Data extracted from a collection:
********************
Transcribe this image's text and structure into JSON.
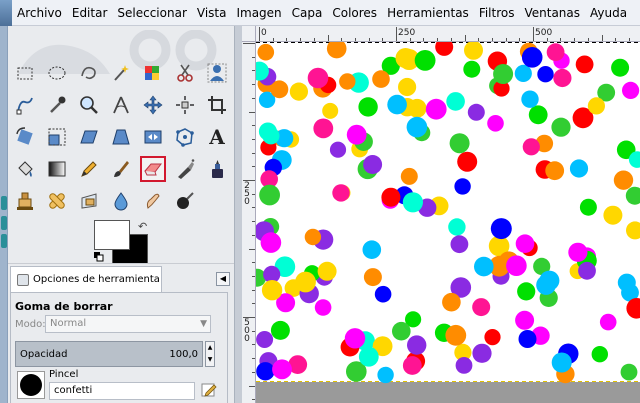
{
  "menubar": {
    "items": [
      "Archivo",
      "Editar",
      "Seleccionar",
      "Vista",
      "Imagen",
      "Capa",
      "Colores",
      "Herramientas",
      "Filtros",
      "Ventanas",
      "Ayuda"
    ]
  },
  "toolbox": {
    "tools": [
      {
        "name": "rect-select-tool-icon"
      },
      {
        "name": "ellipse-select-tool-icon"
      },
      {
        "name": "free-select-tool-icon"
      },
      {
        "name": "fuzzy-select-tool-icon"
      },
      {
        "name": "select-by-color-tool-icon"
      },
      {
        "name": "scissors-select-tool-icon"
      },
      {
        "name": "foreground-select-tool-icon"
      },
      {
        "name": "paths-tool-icon"
      },
      {
        "name": "color-picker-tool-icon"
      },
      {
        "name": "zoom-tool-icon"
      },
      {
        "name": "measure-tool-icon"
      },
      {
        "name": "move-tool-icon"
      },
      {
        "name": "align-tool-icon"
      },
      {
        "name": "crop-tool-icon"
      },
      {
        "name": "rotate-tool-icon"
      },
      {
        "name": "scale-tool-icon"
      },
      {
        "name": "shear-tool-icon"
      },
      {
        "name": "perspective-tool-icon"
      },
      {
        "name": "flip-tool-icon"
      },
      {
        "name": "cage-transform-tool-icon"
      },
      {
        "name": "text-tool-icon",
        "glyph": "A"
      },
      {
        "name": "bucket-fill-tool-icon"
      },
      {
        "name": "blend-tool-icon"
      },
      {
        "name": "pencil-tool-icon"
      },
      {
        "name": "paintbrush-tool-icon"
      },
      {
        "name": "eraser-tool-icon",
        "active": true
      },
      {
        "name": "airbrush-tool-icon"
      },
      {
        "name": "ink-tool-icon"
      },
      {
        "name": "clone-tool-icon"
      },
      {
        "name": "heal-tool-icon"
      },
      {
        "name": "perspective-clone-tool-icon"
      },
      {
        "name": "blur-sharpen-tool-icon"
      },
      {
        "name": "smudge-tool-icon"
      },
      {
        "name": "dodge-burn-tool-icon"
      }
    ],
    "colors": {
      "foreground": "#ffffff",
      "background": "#000000",
      "swap_glyph": "↶"
    }
  },
  "tool_options": {
    "tab_label": "Opciones de herramienta",
    "menu_glyph": "◀",
    "title": "Goma de borrar",
    "mode_label": "Modo:",
    "mode_value": "Normal",
    "opacity_label": "Opacidad",
    "opacity_value": "100,0",
    "brush_label": "Pincel",
    "brush_value": "confetti"
  },
  "rulers": {
    "horizontal": [
      {
        "label": "0",
        "value": 0
      },
      {
        "label": "250",
        "value": 250
      },
      {
        "label": "500",
        "value": 500
      }
    ],
    "vertical": [
      {
        "label": "250",
        "value": 250
      },
      {
        "label": "500",
        "value": 500
      }
    ]
  },
  "canvas": {
    "content": "confetti dots",
    "palette": [
      "#ff1493",
      "#ff0000",
      "#ff8c00",
      "#ffd700",
      "#00e000",
      "#32cd32",
      "#00ffd5",
      "#00bfff",
      "#0000ff",
      "#8a2be2",
      "#ff00ff",
      "#ffffff"
    ]
  }
}
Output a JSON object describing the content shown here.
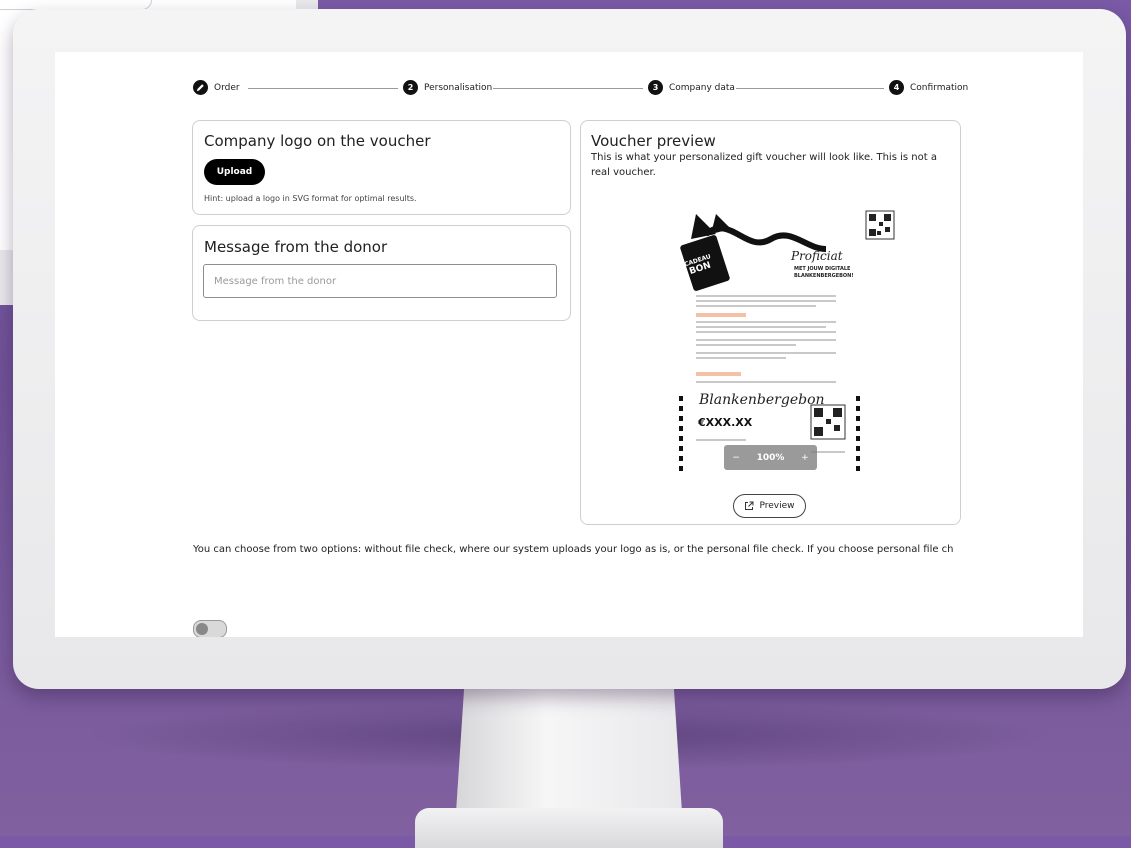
********************
WHAT TO PRODUCE: Reproduce every line of the listing above in which the string "JSON" appears.

RESPONSE BELOW:
Transcribe this image's text and structure into JSON.
Output a JSON object describing the content shown here.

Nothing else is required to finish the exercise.